- [EXERCISE PROMPT]:
Transcribe the listing verbatim. Do not carry over any pictures.

- [RECORDS SHOWN]:
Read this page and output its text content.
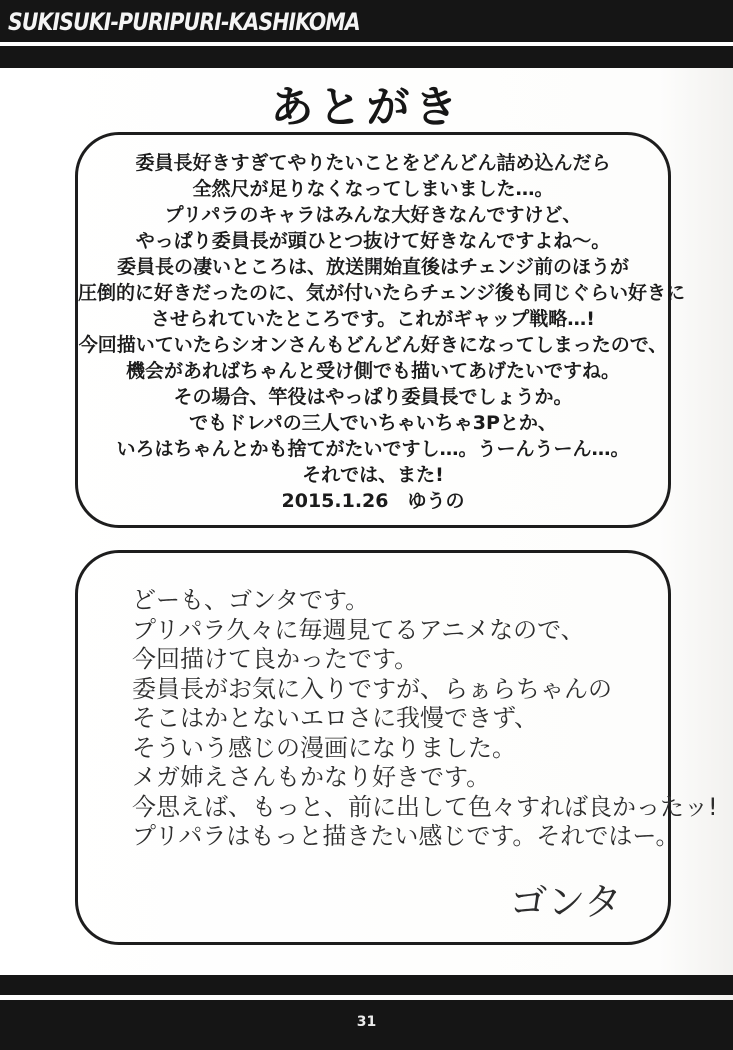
SUKISUKI-PURIPURI-KASHIKOMA
あとがき
委員長好きすぎてやりたいことをどんどん詰め込んだら
全然尺が足りなくなってしまいました…。
プリパラのキャラはみんな大好きなんですけど、
やっぱり委員長が頭ひとつ抜けて好きなんですよね～。
委員長の凄いところは、放送開始直後はチェンジ前のほうが
圧倒的に好きだったのに、気が付いたらチェンジ後も同じぐらい好きに
させられていたところです。これがギャップ戦略…!
今回描いていたらシオンさんもどんどん好きになってしまったので、
機会があればちゃんと受け側でも描いてあげたいですね。
その場合、竿役はやっぱり委員長でしょうか。
でもドレパの三人でいちゃいちゃ3Pとか、
いろはちゃんとかも捨てがたいですし…。うーんうーん…。
それでは、また!
2015.1.26　ゆうの
どーも、ゴンタです。
プリパラ久々に毎週見てるアニメなので、
今回描けて良かったです。
委員長がお気に入りですが、らぁらちゃんの
そこはかとないエロさに我慢できず、
そういう感じの漫画になりました。
メガ姉えさんもかなり好きです。
今思えば、もっと、前に出して色々すれば良かったッ!
プリパラはもっと描きたい感じです。それではー。
ゴンタ
31
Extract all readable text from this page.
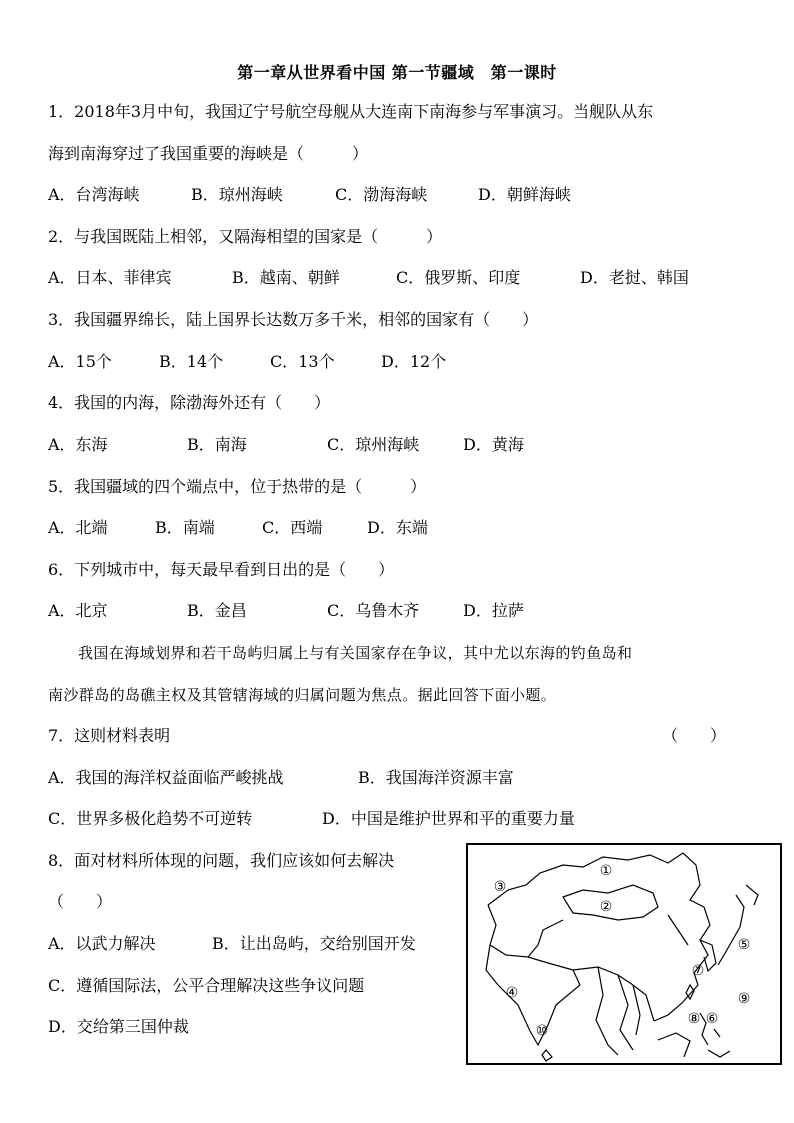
第一章从世界看中国 第一节疆域　第一课时
1．2018年3月中旬，我国辽宁号航空母舰从大连南下南海参与军事演习。当舰队从东
海到南海穿过了我国重要的海峡是（　　　）
A．台湾海峡	B．琼州海峡	C．渤海海峡	D．朝鲜海峡
2．与我国既陆上相邻，又隔海相望的国家是（　　　）
A．日本、菲律宾	B．越南、朝鲜	C．俄罗斯、印度	D．老挝、韩国
3．我国疆界绵长，陆上国界长达数万多千米，相邻的国家有（　　）
A．15个	B．14个	C．13个	D．12个
4．我国的内海，除渤海外还有（　　）
A．东海	B．南海	C．琼州海峡	D．黄海
5．我国疆域的四个端点中，位于热带的是（　　　）
A．北端	B．南端	C．西端	D．东端
6．下列城市中，每天最早看到日出的是（　　）
A．北京	B．金昌	C．乌鲁木齐	D．拉萨
我国在海域划界和若干岛屿归属上与有关国家存在争议，其中尤以东海的钓鱼岛和
南沙群岛的岛礁主权及其管辖海域的归属问题为焦点。据此回答下面小题。
7．这则材料表明	（　　）
A．我国的海洋权益面临严峻挑战	B．我国海洋资源丰富
C．世界多极化趋势不可逆转	D．中国是维护世界和平的重要力量
8．面对材料所体现的问题，我们应该如何去解决
（　　）
A．以武力解决	B．让出岛屿，交给别国开发
C．遵循国际法，公平合理解决这些争议问题
D．交给第三国仲裁
①
②
③
④
⑤
⑥
⑦
⑧
⑨
⑩
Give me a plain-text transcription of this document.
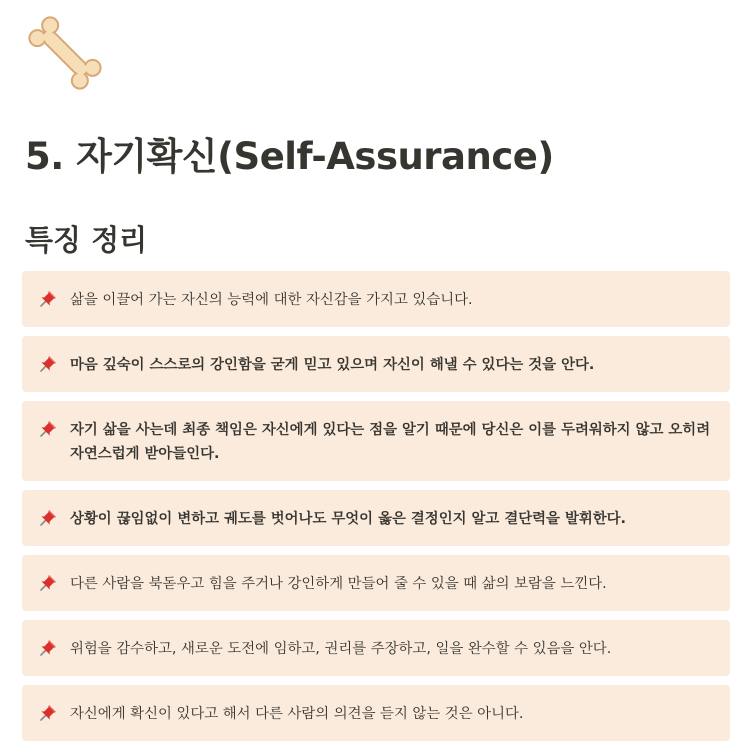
5. 자기확신(Self-Assurance)
특징 정리
삶을 이끌어 가는 자신의 능력에 대한 자신감을 가지고 있습니다.
마음 깊숙이 스스로의 강인함을 굳게 믿고 있으며 자신이 해낼 수 있다는 것을 안다.
자기 삶을 사는데 최종 책임은 자신에게 있다는 점을 알기 때문에 당신은 이를 두려워하지 않고 오히려 자연스럽게 받아들인다.
상황이 끊임없이 변하고 궤도를 벗어나도 무엇이 옳은 결정인지 알고 결단력을 발휘한다.
다른 사람을 북돋우고 힘을 주거나 강인하게 만들어 줄 수 있을 때 삶의 보람을 느낀다.
위험을 감수하고, 새로운 도전에 임하고, 권리를 주장하고, 일을 완수할 수 있음을 안다.
자신에게 확신이 있다고 해서 다른 사람의 의견을 듣지 않는 것은 아니다.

- [TASK OUTPUT]:
Read this page and output its text content.
SUKISUKI-PURIPURI-KASHIKOMA
あとがき
委員長好きすぎてやりたいことをどんどん詰め込んだら
全然尺が足りなくなってしまいました…。
プリパラのキャラはみんな大好きなんですけど、
やっぱり委員長が頭ひとつ抜けて好きなんですよね～。
委員長の凄いところは、放送開始直後はチェンジ前のほうが
圧倒的に好きだったのに、気が付いたらチェンジ後も同じぐらい好きに
させられていたところです。これがギャップ戦略…!
今回描いていたらシオンさんもどんどん好きになってしまったので、
機会があればちゃんと受け側でも描いてあげたいですね。
その場合、竿役はやっぱり委員長でしょうか。
でもドレパの三人でいちゃいちゃ3Pとか、
いろはちゃんとかも捨てがたいですし…。うーんうーん…。
それでは、また!
2015.1.26　ゆうの
どーも、ゴンタです。
プリパラ久々に毎週見てるアニメなので、
今回描けて良かったです。
委員長がお気に入りですが、らぁらちゃんの
そこはかとないエロさに我慢できず、
そういう感じの漫画になりました。
メガ姉えさんもかなり好きです。
今思えば、もっと、前に出して色々すれば良かったッ!
プリパラはもっと描きたい感じです。それではー。
ゴンタ
31
Extract all readable text from this page.
第一章从世界看中国 第一节疆域　第一课时
1．2018年3月中旬，我国辽宁号航空母舰从大连南下南海参与军事演习。当舰队从东
海到南海穿过了我国重要的海峡是（　　　）
A．台湾海峡	B．琼州海峡	C．渤海海峡	D．朝鲜海峡
2．与我国既陆上相邻，又隔海相望的国家是（　　　）
A．日本、菲律宾	B．越南、朝鲜	C．俄罗斯、印度	D．老挝、韩国
3．我国疆界绵长，陆上国界长达数万多千米，相邻的国家有（　　）
A．15个	B．14个	C．13个	D．12个
4．我国的内海，除渤海外还有（　　）
A．东海	B．南海	C．琼州海峡	D．黄海
5．我国疆域的四个端点中，位于热带的是（　　　）
A．北端	B．南端	C．西端	D．东端
6．下列城市中，每天最早看到日出的是（　　）
A．北京	B．金昌	C．乌鲁木齐	D．拉萨
我国在海域划界和若干岛屿归属上与有关国家存在争议，其中尤以东海的钓鱼岛和
南沙群岛的岛礁主权及其管辖海域的归属问题为焦点。据此回答下面小题。
7．这则材料表明	（　　）
A．我国的海洋权益面临严峻挑战	B．我国海洋资源丰富
C．世界多极化趋势不可逆转	D．中国是维护世界和平的重要力量
8．面对材料所体现的问题，我们应该如何去解决
（　　）
A．以武力解决	B．让出岛屿，交给别国开发
C．遵循国际法，公平合理解决这些争议问题
D．交给第三国仲裁
①
②
③
④
⑤
⑥
⑦
⑧
⑨
⑩
Give me a plain-text transcription of this document.
5. 자기확신(Self-Assurance)
특징 정리
삶을 이끌어 가는 자신의 능력에 대한 자신감을 가지고 있습니다.
마음 깊숙이 스스로의 강인함을 굳게 믿고 있으며 자신이 해낼 수 있다는 것을 안다.
자기 삶을 사는데 최종 책임은 자신에게 있다는 점을 알기 때문에 당신은 이를 두려워하지 않고 오히려 자연스럽게 받아들인다.
상황이 끊임없이 변하고 궤도를 벗어나도 무엇이 옳은 결정인지 알고 결단력을 발휘한다.
다른 사람을 북돋우고 힘을 주거나 강인하게 만들어 줄 수 있을 때 삶의 보람을 느낀다.
위험을 감수하고, 새로운 도전에 임하고, 권리를 주장하고, 일을 완수할 수 있음을 안다.
자신에게 확신이 있다고 해서 다른 사람의 의견을 듣지 않는 것은 아니다.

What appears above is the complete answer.